SUPPLIED MATERIAL
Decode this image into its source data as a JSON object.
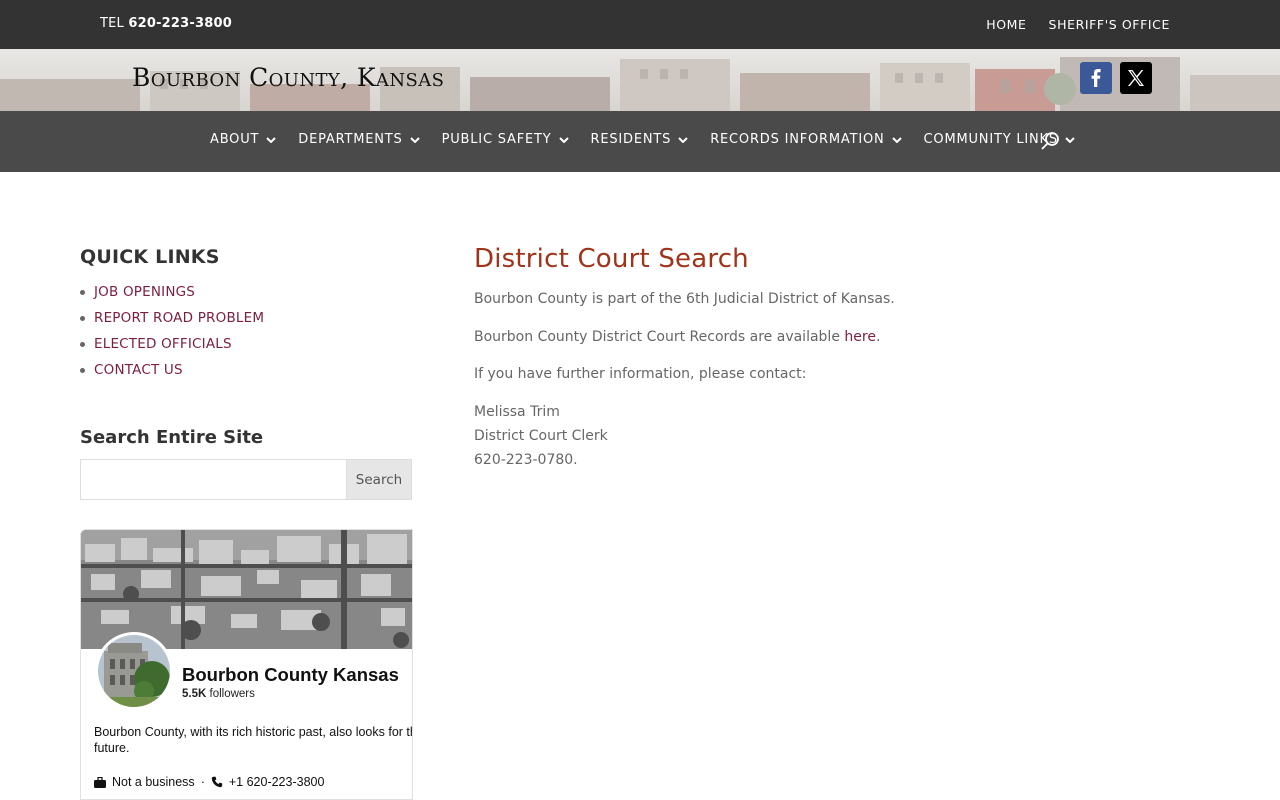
{
  "topbar": {
    "tel_label": "TEL",
    "tel_number": "620-223-3800",
    "links": [
      "HOME",
      "SHERIFF'S OFFICE"
    ]
  },
  "header": {
    "logo_text": "Bourbon County, Kansas",
    "social": [
      "facebook-icon",
      "x-icon"
    ]
  },
  "nav": {
    "items": [
      "ABOUT",
      "DEPARTMENTS",
      "PUBLIC SAFETY",
      "RESIDENTS",
      "RECORDS INFORMATION",
      "COMMUNITY LINKS"
    ]
  },
  "sidebar": {
    "quick_links_title": "QUICK LINKS",
    "quick_links": [
      "JOB OPENINGS",
      "REPORT ROAD PROBLEM",
      "ELECTED OFFICIALS",
      "CONTACT US"
    ],
    "search_title": "Search Entire Site",
    "search_value": "",
    "search_button": "Search"
  },
  "facebook": {
    "page_name": "Bourbon County Kansas",
    "followers_count": "5.5K",
    "followers_label": "followers",
    "about": "Bourbon County, with its rich historic past, also looks for the future.",
    "category": "Not a business",
    "separator": "·",
    "phone": "+1 620-223-3800"
  },
  "content": {
    "title": "District Court Search",
    "p1": "Bourbon County is part of the 6th Judicial District of Kansas.",
    "p2_prefix": "Bourbon County District Court Records are available ",
    "p2_link": "here",
    "p2_suffix": ".",
    "p3": "If you have further information, please contact:",
    "contact_name": "Melissa Trim",
    "contact_title": "District Court Clerk",
    "contact_phone": "620-223-0780."
  },
  "colors": {
    "topbar": "#333333",
    "nav": "#4a4a4a",
    "link": "#7a1f3d",
    "heading": "#a0341a",
    "facebook": "#3b5998"
  }
}
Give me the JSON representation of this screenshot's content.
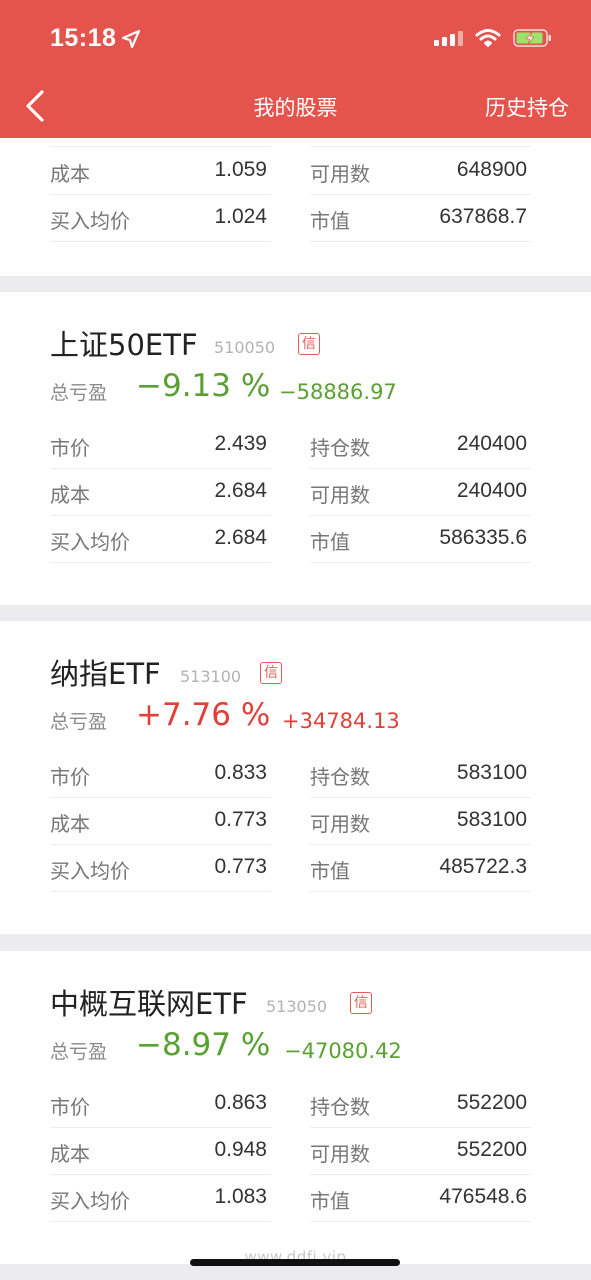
{
  "status_bar": {
    "time": "15:18",
    "icons": [
      "location-arrow-icon",
      "signal-icon",
      "wifi-icon",
      "battery-charging-icon"
    ]
  },
  "nav": {
    "title": "我的股票",
    "history": "历史持仓"
  },
  "colors": {
    "header": "#e4544c",
    "gain": "#e0403a",
    "loss": "#5aa033"
  },
  "top_card": {
    "rows": [
      {
        "l_label": "成本",
        "l_value": "1.059",
        "r_label": "可用数",
        "r_value": "648900"
      },
      {
        "l_label": "买入均价",
        "l_value": "1.024",
        "r_label": "市值",
        "r_value": "637868.7"
      }
    ]
  },
  "stocks": [
    {
      "name": "上证50ETF",
      "code": "510050",
      "badge": "信",
      "pl_label": "总亏盈",
      "pl_pct": "−9.13 %",
      "pl_amount": "−58886.97",
      "rows": [
        {
          "l_label": "市价",
          "l_value": "2.439",
          "r_label": "持仓数",
          "r_value": "240400"
        },
        {
          "l_label": "成本",
          "l_value": "2.684",
          "r_label": "可用数",
          "r_value": "240400"
        },
        {
          "l_label": "买入均价",
          "l_value": "2.684",
          "r_label": "市值",
          "r_value": "586335.6"
        }
      ]
    },
    {
      "name": "纳指ETF",
      "code": "513100",
      "badge": "信",
      "pl_label": "总亏盈",
      "pl_pct": "+7.76 %",
      "pl_amount": "+34784.13",
      "rows": [
        {
          "l_label": "市价",
          "l_value": "0.833",
          "r_label": "持仓数",
          "r_value": "583100"
        },
        {
          "l_label": "成本",
          "l_value": "0.773",
          "r_label": "可用数",
          "r_value": "583100"
        },
        {
          "l_label": "买入均价",
          "l_value": "0.773",
          "r_label": "市值",
          "r_value": "485722.3"
        }
      ]
    },
    {
      "name": "中概互联网ETF",
      "code": "513050",
      "badge": "信",
      "pl_label": "总亏盈",
      "pl_pct": "−8.97 %",
      "pl_amount": "−47080.42",
      "rows": [
        {
          "l_label": "市价",
          "l_value": "0.863",
          "r_label": "持仓数",
          "r_value": "552200"
        },
        {
          "l_label": "成本",
          "l_value": "0.948",
          "r_label": "可用数",
          "r_value": "552200"
        },
        {
          "l_label": "买入均价",
          "l_value": "1.083",
          "r_label": "市值",
          "r_value": "476548.6"
        }
      ]
    }
  ],
  "watermark": "www.ddfj.vip"
}
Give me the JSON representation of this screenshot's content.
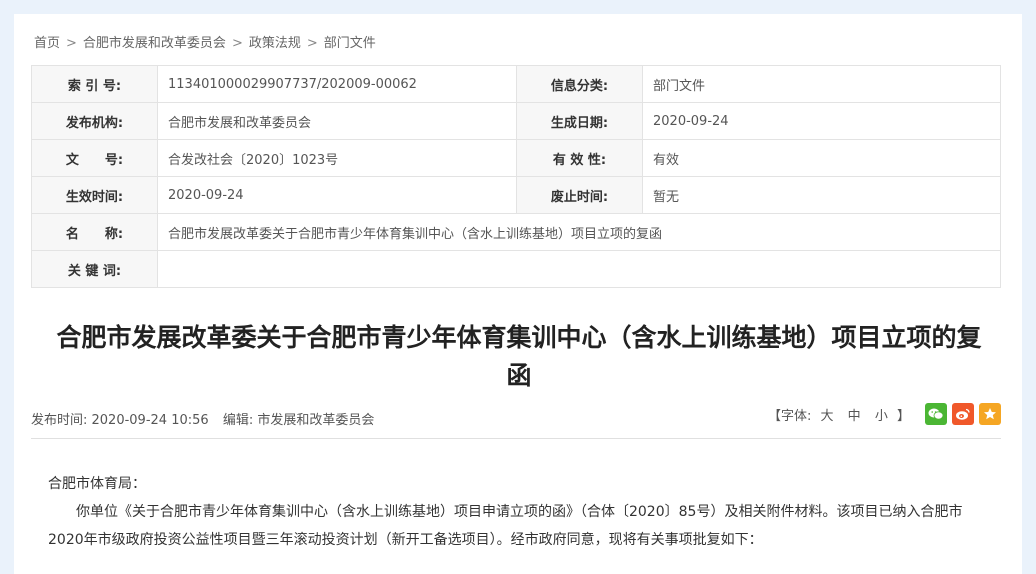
{
  "breadcrumb": [
    "首页",
    "合肥市发展和改革委员会",
    "政策法规",
    "部门文件"
  ],
  "meta": {
    "index_label": "索 引 号:",
    "index_value": "11340100002990773 7/202009-00062",
    "category_label": "信息分类:",
    "category_value": "部门文件",
    "publisher_label": "发布机构:",
    "publisher_value": "合肥市发展和改革委员会",
    "date_label": "生成日期:",
    "date_value": "2020-09-24",
    "docno_label": "文　　号:",
    "docno_value": "合发改社会〔2020〕1023号",
    "valid_label": "有 效 性:",
    "valid_value": "有效",
    "effective_label": "生效时间:",
    "effective_value": "2020-09-24",
    "abolish_label": "废止时间:",
    "abolish_value": "暂无",
    "name_label": "名　　称:",
    "name_value": "合肥市发展改革委关于合肥市青少年体育集训中心（含水上训练基地）项目立项的复函",
    "keyword_label": "关 键 词:",
    "keyword_value": ""
  },
  "title": "合肥市发展改革委关于合肥市青少年体育集训中心（含水上训练基地）项目立项的复函",
  "info": {
    "publish_time": "发布时间:  2020-09-24 10:56",
    "editor": "编辑:  市发展和改革委员会",
    "font_label": "【字体:",
    "font_large": "大",
    "font_medium": "中",
    "font_small": "小",
    "font_close": "】"
  },
  "share": [
    {
      "name": "wechat-icon",
      "color": "#4bb634"
    },
    {
      "name": "weibo-icon",
      "color": "#f0582a"
    },
    {
      "name": "favorite-icon",
      "color": "#f5a623"
    }
  ],
  "body": {
    "salutation": "合肥市体育局：",
    "para1": "你单位《关于合肥市青少年体育集训中心（含水上训练基地）项目申请立项的函》（合体〔2020〕85号）及相关附件材料。该项目已纳入合肥市2020年市级政府投资公益性项目暨三年滚动投资计划（新开工备选项目）。经市政府同意，现将有关事项批复如下："
  }
}
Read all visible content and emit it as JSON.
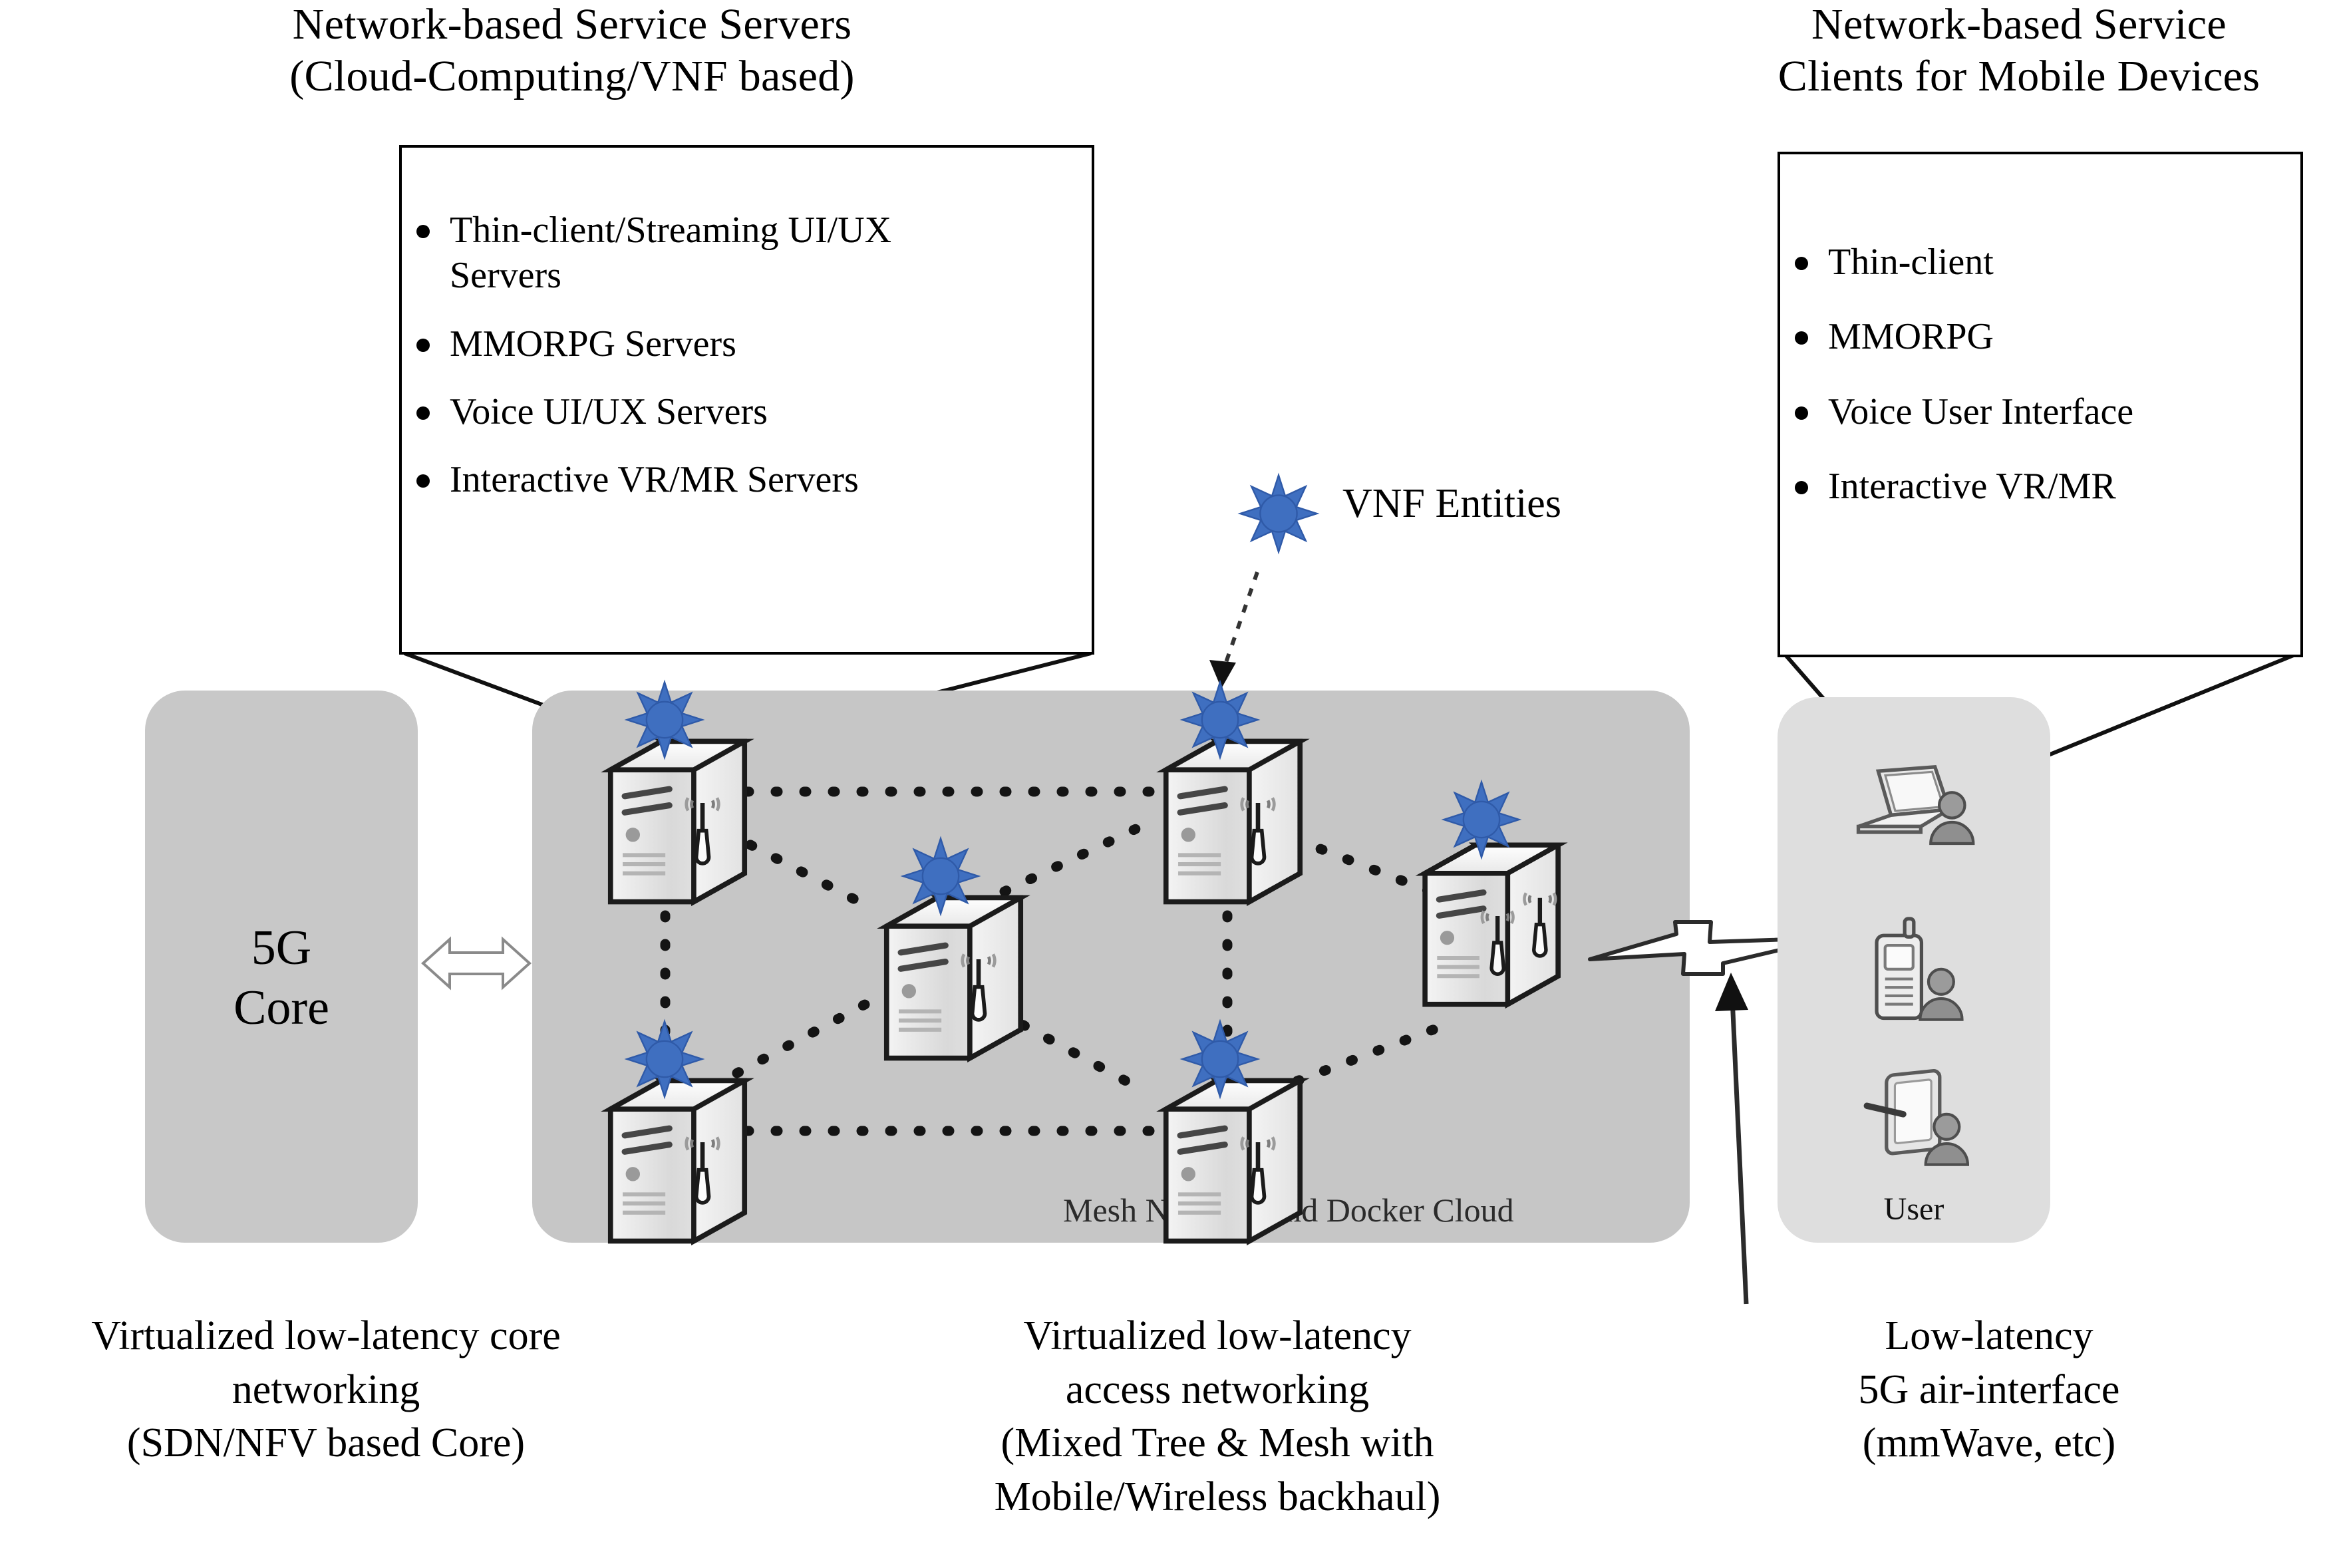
{
  "diagram": {
    "title_left": "Network-based Service Servers",
    "headings": {
      "servers_line1": "Network-based Service Servers",
      "servers_line2": "(Cloud-Computing/VNF based)",
      "clients_line1": "Network-based Service",
      "clients_line2": "Clients for Mobile Devices"
    },
    "server_box": {
      "items": [
        "Thin-client/Streaming  UI/UX Servers",
        "MMORPG Servers",
        "Voice UI/UX  Servers",
        "Interactive  VR/MR Servers"
      ]
    },
    "client_box": {
      "items": [
        "Thin-client",
        "MMORPG",
        "Voice User Interface",
        "Interactive  VR/MR"
      ]
    },
    "legend": {
      "vnf_label": "VNF Entities",
      "vnf_icon": "blue-sunburst-star-icon"
    },
    "core_panel": {
      "line1": "5G",
      "line2": "Core"
    },
    "mesh_panel": {
      "label": "Mesh Network and Docker Cloud"
    },
    "user_panel": {
      "label": "User",
      "devices": [
        "laptop-user-icon",
        "mobile-phone-user-icon",
        "tablet-user-icon"
      ]
    },
    "captions": {
      "core": [
        "Virtualized  low-latency core",
        "networking",
        "(SDN/NFV based Core)"
      ],
      "access": [
        "Virtualized  low-latency",
        "access networking",
        "(Mixed Tree & Mesh with",
        "Mobile/Wireless  backhaul)"
      ],
      "air": [
        "Low-latency",
        "5G air-interface",
        "(mmWave, etc)"
      ]
    },
    "colors": {
      "vnf_blue": "#3f6fc0",
      "vnf_blue_dark": "#2f5aa8",
      "core_panel": "#c8c8c8",
      "mesh_panel": "#c6c6c6",
      "user_panel": "#dedede",
      "line": "#1a1a1a"
    },
    "nodes": [
      {
        "id": "s-tl",
        "name": "server-top-left"
      },
      {
        "id": "s-bl",
        "name": "server-bottom-left"
      },
      {
        "id": "s-c",
        "name": "server-center"
      },
      {
        "id": "s-tr",
        "name": "server-top-right"
      },
      {
        "id": "s-br",
        "name": "server-bottom-right"
      },
      {
        "id": "s-r",
        "name": "server-right-edge"
      }
    ],
    "links": [
      {
        "from": "s-tl",
        "to": "s-tr"
      },
      {
        "from": "s-tl",
        "to": "s-c"
      },
      {
        "from": "s-tl",
        "to": "s-bl"
      },
      {
        "from": "s-c",
        "to": "s-tr"
      },
      {
        "from": "s-c",
        "to": "s-bl"
      },
      {
        "from": "s-c",
        "to": "s-br"
      },
      {
        "from": "s-tr",
        "to": "s-br"
      },
      {
        "from": "s-tr",
        "to": "s-r"
      },
      {
        "from": "s-bl",
        "to": "s-br"
      },
      {
        "from": "s-br",
        "to": "s-r"
      }
    ]
  }
}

TASK DETAILS
Tally the lines of the records holding the word "Cloud", then state only the tally.

FINAL ANSWER
2